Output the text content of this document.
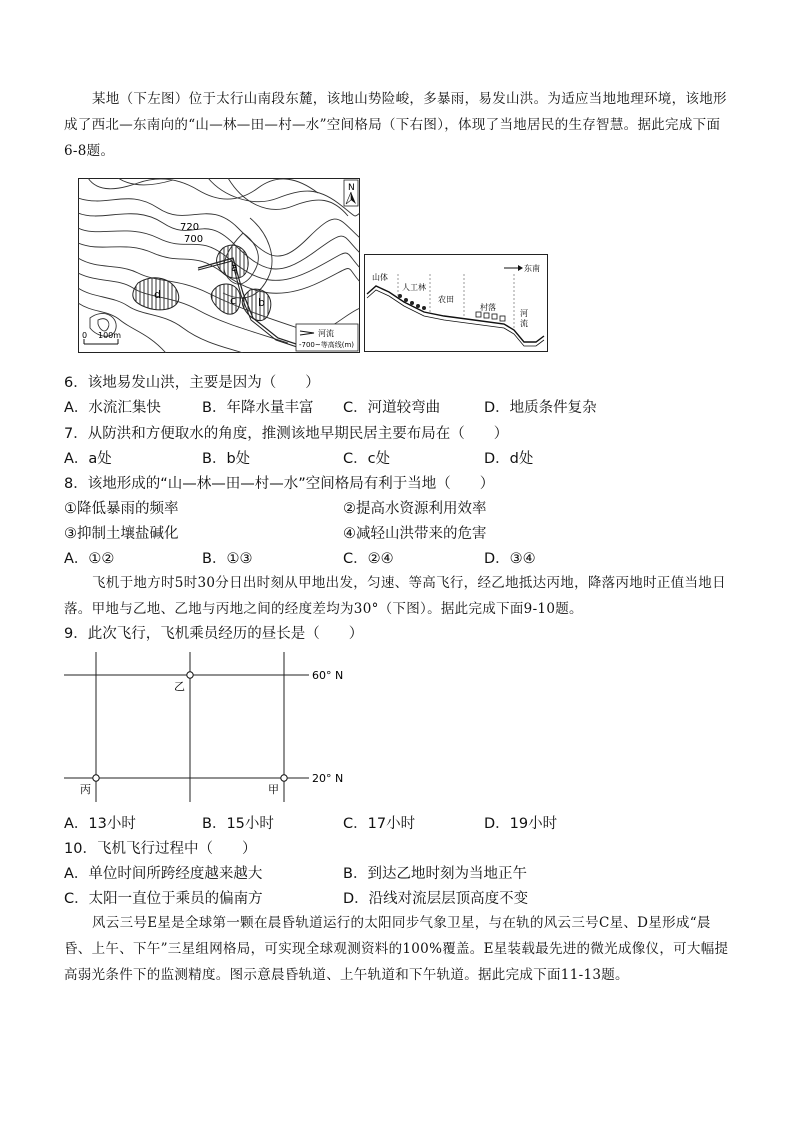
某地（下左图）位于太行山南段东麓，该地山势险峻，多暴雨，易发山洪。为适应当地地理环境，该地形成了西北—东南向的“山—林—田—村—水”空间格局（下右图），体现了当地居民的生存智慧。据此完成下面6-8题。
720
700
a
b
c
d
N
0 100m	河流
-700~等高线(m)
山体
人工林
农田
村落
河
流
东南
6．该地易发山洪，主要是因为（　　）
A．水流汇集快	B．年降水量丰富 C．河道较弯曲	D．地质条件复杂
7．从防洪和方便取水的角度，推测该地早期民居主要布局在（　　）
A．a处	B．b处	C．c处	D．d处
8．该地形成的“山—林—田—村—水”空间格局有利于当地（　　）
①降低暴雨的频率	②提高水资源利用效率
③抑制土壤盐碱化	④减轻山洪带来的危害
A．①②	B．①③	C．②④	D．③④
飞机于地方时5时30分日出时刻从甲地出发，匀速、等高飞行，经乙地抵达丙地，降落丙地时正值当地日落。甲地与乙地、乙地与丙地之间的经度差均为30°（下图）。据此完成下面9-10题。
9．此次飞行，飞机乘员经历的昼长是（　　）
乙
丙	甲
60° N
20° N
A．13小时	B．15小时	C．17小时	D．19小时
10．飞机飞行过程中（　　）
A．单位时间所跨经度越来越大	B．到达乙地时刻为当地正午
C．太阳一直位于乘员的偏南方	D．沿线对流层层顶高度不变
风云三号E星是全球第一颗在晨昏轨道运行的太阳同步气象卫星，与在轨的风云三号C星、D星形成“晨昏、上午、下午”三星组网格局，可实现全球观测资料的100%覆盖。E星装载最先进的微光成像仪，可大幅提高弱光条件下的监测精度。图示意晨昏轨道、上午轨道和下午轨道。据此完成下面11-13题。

STATED TASK
Transcribe the full listing character for character. Pictures are excluded.

FULL SOLUTION
Output the text content of this document.
某地（下左图）位于太行山南段东麓，该地山势险峻，多暴雨，易发山洪。为适应当地地理环境，该地形成了西北—东南向的“山—林—田—村—水”空间格局（下右图），体现了当地居民的生存智慧。据此完成下面6-8题。
720
700
a
b
c
d
N
0 100m	河流
-700~等高线(m)
山体
人工林
农田
村落
河
流
东南
6．该地易发山洪，主要是因为（　　）
A．水流汇集快	B．年降水量丰富 C．河道较弯曲	D．地质条件复杂
7．从防洪和方便取水的角度，推测该地早期民居主要布局在（　　）
A．a处	B．b处	C．c处	D．d处
8．该地形成的“山—林—田—村—水”空间格局有利于当地（　　）
①降低暴雨的频率	②提高水资源利用效率
③抑制土壤盐碱化	④减轻山洪带来的危害
A．①②	B．①③	C．②④	D．③④
飞机于地方时5时30分日出时刻从甲地出发，匀速、等高飞行，经乙地抵达丙地，降落丙地时正值当地日落。甲地与乙地、乙地与丙地之间的经度差均为30°（下图）。据此完成下面9-10题。
9．此次飞行，飞机乘员经历的昼长是（　　）
乙
丙	甲
60° N
20° N
A．13小时	B．15小时	C．17小时	D．19小时
10．飞机飞行过程中（　　）
A．单位时间所跨经度越来越大	B．到达乙地时刻为当地正午
C．太阳一直位于乘员的偏南方	D．沿线对流层层顶高度不变
风云三号E星是全球第一颗在晨昏轨道运行的太阳同步气象卫星，与在轨的风云三号C星、D星形成“晨昏、上午、下午”三星组网格局，可实现全球观测资料的100%覆盖。E星装载最先进的微光成像仪，可大幅提高弱光条件下的监测精度。图示意晨昏轨道、上午轨道和下午轨道。据此完成下面11-13题。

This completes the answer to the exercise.